§ WRITTEN REQUEST: Transcribe the listing in full, excluding any pictures.

--- Start of SUPPLIED INFORMATION ---

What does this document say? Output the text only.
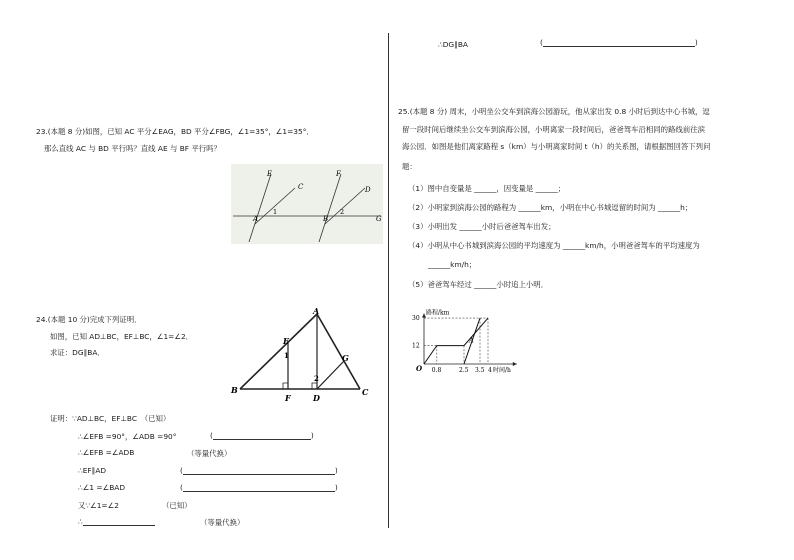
23.(本题 8 分)如图，已知 AC 平分∠EAG，BD 平分∠FBG，∠1=35°，∠1=35°．
那么直线 AC 与 BD 平行吗？直线 AE 与 BF 平行吗？
E
C
F
D
A
1
B
2
G
24.(本题 10 分)完成下列证明．
如图，已知 AD⊥BC，EF⊥BC，∠1=∠2．
求证：DG∥BA．
A
E
1	G
2
B
F	D
C
证明：∵AD⊥BC，EF⊥BC　（已知）
∴∠EFB =90°，∠ADB =90°	(	)
∴∠EFB =∠ADB	（等量代换）
∴EF∥AD	(	)
∴∠1 =∠BAD	(	)
又∵∠1=∠2	（已知）
∴	（等量代换）
∴DG∥BA	(	)
25.(本题 8 分) 周末，小明坐公交车到滨海公园游玩，他从家出发 0.8 小时后到达中心书城，逗
留一段时间后继续坐公交车到滨海公园，小明离家一段时间后，爸爸驾车沿相同的路线前往滨
海公园．如图是他们离家路程 s（km）与小明离家时间 t（h）的关系图，请根据图回答下列问
题：
（1）图中自变量是 ______，因变量是 ______；
（2）小明家到滨海公园的路程为 ______km，小明在中心书城逗留的时间为 ______h；
（3）小明出发 ______小时后爸爸驾车出发；
（4）小明从中心书城到滨海公园的平均速度为 ______km/h，小明爸爸驾车的平均速度为
______km/h；
（5）爸爸驾车经过 ______小时追上小明．
0.8	2.5 3.5 4
12
30
O
路程/km
时间/h
A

--- End of SUPPLIED INFORMATION ---

§ CORRECT RESPONSE:
What does this document say? Output the text only.
23.(本题 8 分)如图，已知 AC 平分∠EAG，BD 平分∠FBG，∠1=35°，∠1=35°．
那么直线 AC 与 BD 平行吗？直线 AE 与 BF 平行吗？
E
C
F
D
A
1
B
2
G
24.(本题 10 分)完成下列证明．
如图，已知 AD⊥BC，EF⊥BC，∠1=∠2．
求证：DG∥BA．
A
E
1	G
2
B
F	D
C
证明：∵AD⊥BC，EF⊥BC　（已知）
∴∠EFB =90°，∠ADB =90°	(	)
∴∠EFB =∠ADB	（等量代换）
∴EF∥AD	(	)
∴∠1 =∠BAD	(	)
又∵∠1=∠2	（已知）
∴	（等量代换）
∴DG∥BA	(	)
25.(本题 8 分) 周末，小明坐公交车到滨海公园游玩，他从家出发 0.8 小时后到达中心书城，逗
留一段时间后继续坐公交车到滨海公园，小明离家一段时间后，爸爸驾车沿相同的路线前往滨
海公园．如图是他们离家路程 s（km）与小明离家时间 t（h）的关系图，请根据图回答下列问
题：
（1）图中自变量是 ______，因变量是 ______；
（2）小明家到滨海公园的路程为 ______km，小明在中心书城逗留的时间为 ______h；
（3）小明出发 ______小时后爸爸驾车出发；
（4）小明从中心书城到滨海公园的平均速度为 ______km/h，小明爸爸驾车的平均速度为
______km/h；
（5）爸爸驾车经过 ______小时追上小明．
0.8	2.5 3.5 4
12
30
O
路程/km
时间/h
A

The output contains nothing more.